:: Entries shown

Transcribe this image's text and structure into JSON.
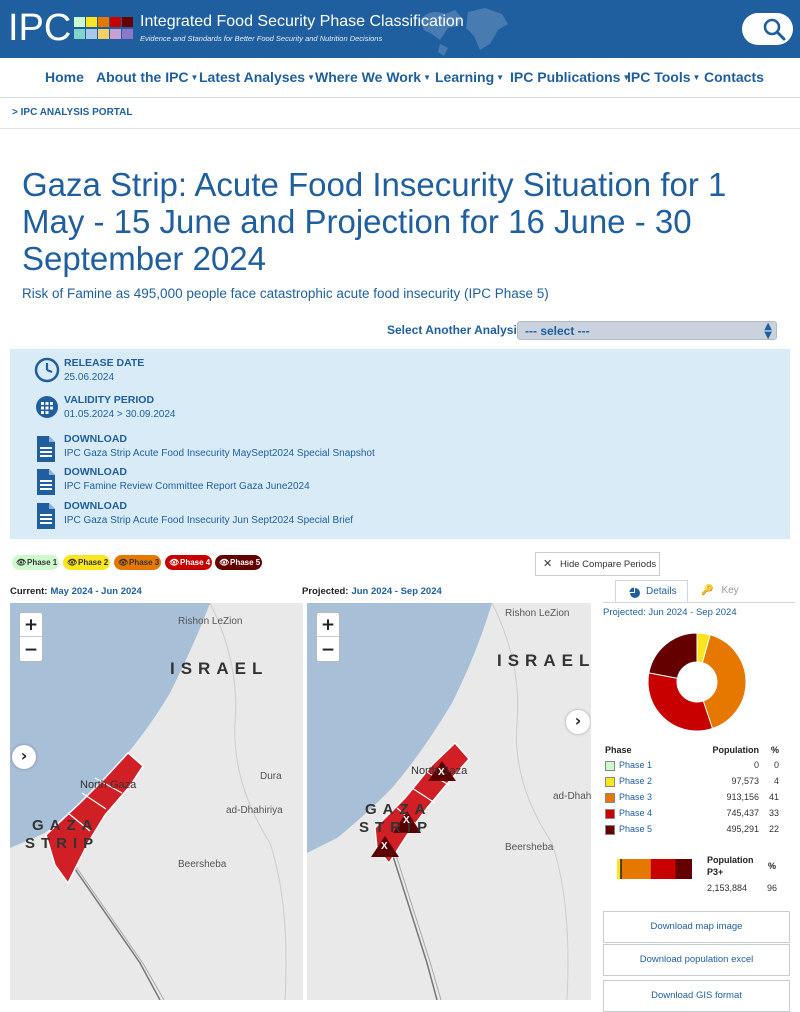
{
  "header": {
    "logo_text": "IPC",
    "site_title": "Integrated Food Security Phase Classification",
    "site_tagline": "Evidence and Standards for Better Food Security and Nutrition Decisions",
    "swatch_colors": [
      "#cdfacd",
      "#fae61e",
      "#e67800",
      "#c80000",
      "#640000",
      "#7fd6c8",
      "#a6c8ea",
      "#f5d066",
      "#c8a0d2",
      "#8c78c8"
    ]
  },
  "nav": {
    "items": [
      {
        "label": "Home"
      },
      {
        "label": "About the IPC"
      },
      {
        "label": "Latest Analyses"
      },
      {
        "label": "Where We Work"
      },
      {
        "label": "Learning"
      },
      {
        "label": "IPC Publications"
      },
      {
        "label": "IPC Tools"
      },
      {
        "label": "Contacts"
      }
    ]
  },
  "breadcrumb": "> IPC ANALYSIS PORTAL",
  "page": {
    "title": "Gaza Strip: Acute Food Insecurity Situation for 1 May - 15 June and Projection for 16 June - 30 September 2024",
    "subtitle": "Risk of Famine as 495,000 people face catastrophic acute food insecurity (IPC Phase 5)"
  },
  "analysis_select": {
    "label": "Select Another Analysis:",
    "value": "--- select ---"
  },
  "info": {
    "release_label": "RELEASE DATE",
    "release_value": "25.06.2024",
    "validity_label": "VALIDITY PERIOD",
    "validity_value": "01.05.2024 > 30.09.2024",
    "downloads": [
      {
        "label": "DOWNLOAD",
        "title": "IPC Gaza Strip Acute Food Insecurity MaySept2024 Special Snapshot"
      },
      {
        "label": "DOWNLOAD",
        "title": "IPC Famine Review Committee Report Gaza June2024"
      },
      {
        "label": "DOWNLOAD",
        "title": "IPC Gaza Strip Acute Food Insecurity Jun Sept2024 Special Brief"
      }
    ]
  },
  "phase_filters": [
    {
      "label": "Phase 1",
      "color": "#cdfacd",
      "text_color": "#333333"
    },
    {
      "label": "Phase 2",
      "color": "#fae61e",
      "text_color": "#333333"
    },
    {
      "label": "Phase 3",
      "color": "#e67800",
      "text_color": "#333333"
    },
    {
      "label": "Phase 4",
      "color": "#c80000",
      "text_color": "#ffffff"
    },
    {
      "label": "Phase 5",
      "color": "#640000",
      "text_color": "#ffffff"
    }
  ],
  "hide_compare_label": "Hide Compare Periods",
  "maps": {
    "current_prefix": "Current:",
    "current_period": "May 2024 - Jun 2024",
    "projected_prefix": "Projected:",
    "projected_period": "Jun 2024 - Sep 2024",
    "zoom_in": "+",
    "zoom_out": "−",
    "places": {
      "rishon": "Rishon LeZion",
      "israel": "ISRAEL",
      "north_gaza": "North Gaza",
      "dura": "Dura",
      "dhahiriya": "ad-Dhahiriya",
      "dhah_short": "ad-Dhah",
      "gaza": "GAZA",
      "strip": "STRIP",
      "beersheba": "Beersheba",
      "famine_mark": "X"
    }
  },
  "side_panel": {
    "tab_details": "Details",
    "tab_key": "Key",
    "period": "Projected: Jun 2024 - Sep 2024",
    "table_headers": {
      "phase": "Phase",
      "population": "Population",
      "pct": "%"
    },
    "rows": [
      {
        "phase": "Phase 1",
        "population": "0",
        "pct": "0",
        "color": "#cdfacd"
      },
      {
        "phase": "Phase 2",
        "population": "97,573",
        "pct": "4",
        "color": "#fae61e"
      },
      {
        "phase": "Phase 3",
        "population": "913,156",
        "pct": "41",
        "color": "#e67800"
      },
      {
        "phase": "Phase 4",
        "population": "745,437",
        "pct": "33",
        "color": "#c80000"
      },
      {
        "phase": "Phase 5",
        "population": "495,291",
        "pct": "22",
        "color": "#640000"
      }
    ],
    "p3_header_line1": "Population",
    "p3_header_line2": "P3+",
    "p3_pct_header": "%",
    "p3_population": "2,153,884",
    "p3_pct": "96",
    "downloads": [
      "Download map image",
      "Download population excel",
      "Download GIS format"
    ]
  },
  "chart_data": {
    "type": "pie",
    "title": "Projected: Jun 2024 - Sep 2024",
    "categories": [
      "Phase 1",
      "Phase 2",
      "Phase 3",
      "Phase 4",
      "Phase 5"
    ],
    "values": [
      0,
      97573,
      913156,
      745437,
      495291
    ],
    "colors": [
      "#cdfacd",
      "#fae61e",
      "#e67800",
      "#c80000",
      "#640000"
    ],
    "donut": true
  }
}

::::

◆ Aim ◆
Lines that hold the word "cdfacd" are the ones to return, every one of them.

◆ Solution to the problem ◆
      "#cdfacd",
      "color": "#cdfacd",
        "color": "#cdfacd"
      "#cdfacd",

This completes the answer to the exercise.